INSTRUCTIONS FOR THE TASK: Every line containing the word "this" must be pulled from the records.

========================================

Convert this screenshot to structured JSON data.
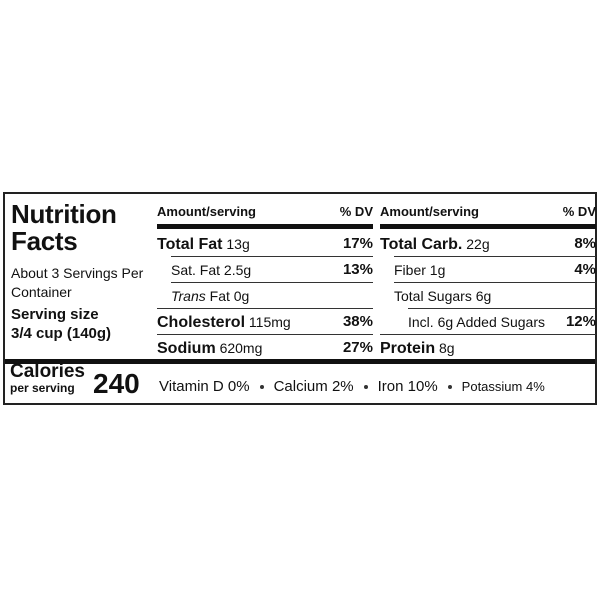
{
  "label": {
    "title": "Nutrition Facts",
    "servings": "About 3 Servings Per Container",
    "serving_size_label": "Serving size",
    "serving_size": "3/4 cup (140g)",
    "calories_label": "Calories",
    "calories_sub": "per serving",
    "calories": "240",
    "columns": [
      {
        "header_amount": "Amount/serving",
        "header_dv": "% DV",
        "rows": [
          {
            "name": "Total Fat",
            "amount": "13g",
            "dv": "17%",
            "bold": true,
            "indent": 0
          },
          {
            "name": "Sat. Fat",
            "amount": "2.5g",
            "dv": "13%",
            "bold": false,
            "indent": 1
          },
          {
            "name_italic": "Trans",
            "name": "Fat",
            "amount": "0g",
            "bold": false,
            "indent": 1
          },
          {
            "name": "Cholesterol",
            "amount": "115mg",
            "dv": "38%",
            "bold": true,
            "indent": 0
          },
          {
            "name": "Sodium",
            "amount": "620mg",
            "dv": "27%",
            "bold": true,
            "indent": 0
          }
        ]
      },
      {
        "header_amount": "Amount/serving",
        "header_dv": "% DV",
        "rows": [
          {
            "name": "Total Carb.",
            "amount": "22g",
            "dv": "8%",
            "bold": true,
            "indent": 0
          },
          {
            "name": "Fiber",
            "amount": "1g",
            "dv": "4%",
            "bold": false,
            "indent": 1
          },
          {
            "name": "Total Sugars",
            "amount": "6g",
            "bold": false,
            "indent": 1
          },
          {
            "name": "Incl. 6g Added Sugars",
            "dv": "12%",
            "bold": false,
            "indent": 2
          },
          {
            "name": "Protein",
            "amount": "8g",
            "bold": true,
            "indent": 0
          }
        ]
      }
    ],
    "vitamins": [
      "Vitamin D 0%",
      "Calcium 2%",
      "Iron 10%",
      "Potassium 4%"
    ]
  }
}
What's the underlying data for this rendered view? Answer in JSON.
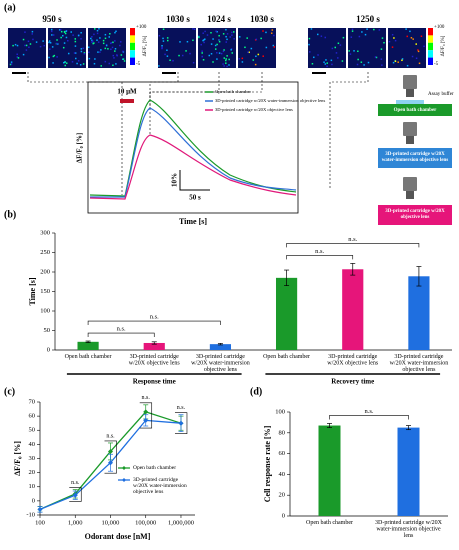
{
  "panel_a": {
    "label": "(a)",
    "times": [
      "950 s",
      "1030 s",
      "1024 s",
      "1030 s",
      "1250 s"
    ],
    "colorbar": {
      "max": "+100",
      "min": "-5",
      "label": "ΔF/F₀ [%]"
    },
    "stimulus": "10 μM",
    "ylabel": "ΔF/F₀ [%]",
    "xlabel": "Time [s]",
    "scale_y": "10%",
    "scale_x": "50 s",
    "legend": [
      {
        "name": "Open bath chamber",
        "color": "#1a9a2a"
      },
      {
        "name": "3D-printed cartridge w/20X water-immersion objective lens",
        "color": "#2f6fd6"
      },
      {
        "name": "3D-printed cartridge w/20X objective lens",
        "color": "#e0197a"
      }
    ],
    "schematic": {
      "buffer": "Assay buffer",
      "labels": [
        "Open bath chamber",
        "3D-printed cartridge w/20X water-immersion objective lens",
        "3D-printed cartridge w/20X objective lens"
      ],
      "colors": [
        "#1a9a2a",
        "#2f86d6",
        "#e6157a"
      ]
    }
  },
  "chart_data": [
    {
      "label": "(b)",
      "type": "bar",
      "ylabel": "Time [s]",
      "categories": [
        "Open bath chamber",
        "3D-printed cartridge w/20X objective lens",
        "3D-printed cartridge w/20X water-immersion objective lens",
        "Open bath chamber",
        "3D-printed cartridge w/20X objective lens",
        "3D-printed cartridge w/20X water-immersion objective lens"
      ],
      "values": [
        21,
        18,
        15,
        185,
        207,
        189
      ],
      "errors": [
        2,
        3,
        2,
        20,
        15,
        25
      ],
      "colors": [
        "#1a9a2a",
        "#e6157a",
        "#1f6fe0",
        "#1a9a2a",
        "#e6157a",
        "#1f6fe0"
      ],
      "ylim": [
        0,
        300
      ],
      "yticks": [
        0,
        50,
        100,
        150,
        200,
        250,
        300
      ],
      "group_labels": [
        "Response time",
        "Recovery time"
      ],
      "comparisons": [
        {
          "pair": [
            0,
            1
          ],
          "label": "n.s."
        },
        {
          "pair": [
            0,
            2
          ],
          "label": "n.s."
        },
        {
          "pair": [
            3,
            4
          ],
          "label": "n.s."
        },
        {
          "pair": [
            3,
            5
          ],
          "label": "n.s."
        }
      ]
    },
    {
      "label": "(c)",
      "type": "line",
      "xlabel": "Odorant dose [nM]",
      "ylabel": "ΔF/F₀ [%]",
      "log_x": true,
      "x": [
        100,
        1000,
        10000,
        100000,
        1000000
      ],
      "series": [
        {
          "name": "Open bath chamber",
          "color": "#1a9a2a",
          "values": [
            -6,
            5,
            35,
            63,
            55
          ],
          "errors": [
            2,
            3,
            6,
            5,
            5
          ]
        },
        {
          "name": "3D-printed cartridge w/20X water-immersion objective lens",
          "color": "#1f6fe0",
          "values": [
            -6,
            4,
            27,
            57,
            55
          ],
          "errors": [
            2,
            3,
            6,
            4,
            6
          ]
        }
      ],
      "xlim": [
        100,
        2500000
      ],
      "xticks": [
        100,
        {
          "value": 1000,
          "label": "1,000"
        },
        {
          "value": 10000,
          "label": "10,000"
        },
        {
          "value": 100000,
          "label": "100,000"
        },
        {
          "value": 1000000,
          "label": "1,000,000"
        }
      ],
      "ylim": [
        -10,
        70
      ],
      "yticks": [
        -10,
        0,
        10,
        20,
        30,
        40,
        50,
        60,
        70
      ],
      "comparisons": [
        {
          "index": 1,
          "label": "n.s."
        },
        {
          "index": 2,
          "label": "n.s."
        },
        {
          "index": 3,
          "label": "n.s."
        },
        {
          "index": 4,
          "label": "n.s."
        }
      ]
    },
    {
      "label": "(d)",
      "type": "bar",
      "ylabel": "Cell response rate [%]",
      "categories": [
        "Open bath chamber",
        "3D-printed cartridge w/20X water-immersion objective lens"
      ],
      "values": [
        87,
        85
      ],
      "errors": [
        2,
        2
      ],
      "colors": [
        "#1a9a2a",
        "#1f6fe0"
      ],
      "ylim": [
        0,
        100
      ],
      "yticks": [
        0,
        20,
        40,
        60,
        80,
        100
      ],
      "comparisons": [
        {
          "pair": [
            0,
            1
          ],
          "label": "n.s."
        }
      ]
    }
  ]
}
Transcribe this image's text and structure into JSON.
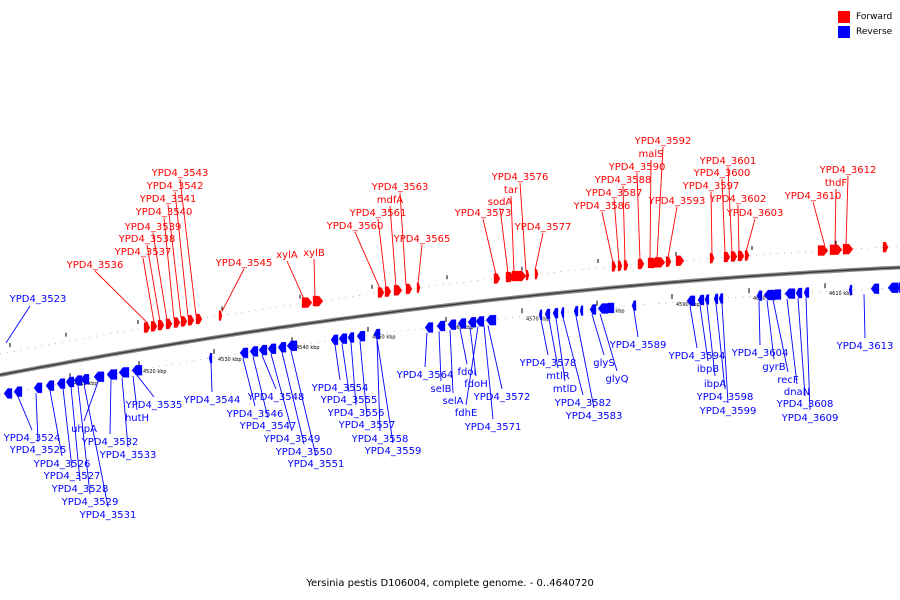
{
  "legend": {
    "forward_label": "Forward",
    "reverse_label": "Reverse",
    "forward_color": "#ff0000",
    "reverse_color": "#0000ff"
  },
  "caption": "Yersinia pestis D106004, complete genome. - 0..4640720",
  "tick_labels": [
    "4510 kbp",
    "4520 kbp",
    "4530 kbp",
    "4540 kbp",
    "4550 kbp",
    "4560 kbp",
    "4570 kbp",
    "4580 kbp",
    "4590 kbp",
    "4600 kbp",
    "4610 kbp"
  ],
  "forward_genes": [
    "YPD4_3536",
    "YPD4_3537",
    "YPD4_3538",
    "YPD4_3539",
    "YPD4_3540",
    "YPD4_3541",
    "YPD4_3542",
    "YPD4_3543",
    "YPD4_3545",
    "xylA",
    "xylB",
    "YPD4_3560",
    "YPD4_3561",
    "mdfA",
    "YPD4_3563",
    "YPD4_3565",
    "YPD4_3573",
    "sodA",
    "tar",
    "YPD4_3576",
    "YPD4_3577",
    "YPD4_3586",
    "YPD4_3587",
    "YPD4_3588",
    "YPD4_3590",
    "malS",
    "YPD4_3592",
    "YPD4_3593",
    "YPD4_3597",
    "YPD4_3600",
    "YPD4_3601",
    "YPD4_3602",
    "YPD4_3603",
    "YPD4_3610",
    "thdF",
    "YPD4_3612"
  ],
  "reverse_genes": [
    "YPD4_3523",
    "YPD4_3524",
    "YPD4_3525",
    "YPD4_3526",
    "YPD4_3527",
    "YPD4_3528",
    "YPD4_3529",
    "YPD4_3531",
    "uhpA",
    "YPD4_3532",
    "YPD4_3533",
    "hutH",
    "YPD4_3535",
    "YPD4_3544",
    "YPD4_3546",
    "YPD4_3547",
    "YPD4_3548",
    "YPD4_3549",
    "YPD4_3550",
    "YPD4_3551",
    "YPD4_3554",
    "YPD4_3555",
    "YPD4_3556",
    "YPD4_3557",
    "YPD4_3558",
    "YPD4_3559",
    "YPD4_3564",
    "selB",
    "selA",
    "fdoI",
    "fdoH",
    "fdhE",
    "YPD4_3572",
    "YPD4_3571",
    "YPD4_3578",
    "mtlR",
    "mtlD",
    "YPD4_3582",
    "YPD4_3583",
    "glyS",
    "glyQ",
    "YPD4_3589",
    "YPD4_3594",
    "ibpB",
    "ibpA",
    "YPD4_3598",
    "YPD4_3599",
    "YPD4_3604",
    "gyrB",
    "recF",
    "dnaN",
    "YPD4_3608",
    "YPD4_3609",
    "YPD4_3613"
  ]
}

========================================

ANSWER FOR THE TASK:
Convert this screenshot to structured JSON data.
What's the underlying data for this rendered view? Answer in JSON.
Transcribe this image's text and structure into JSON.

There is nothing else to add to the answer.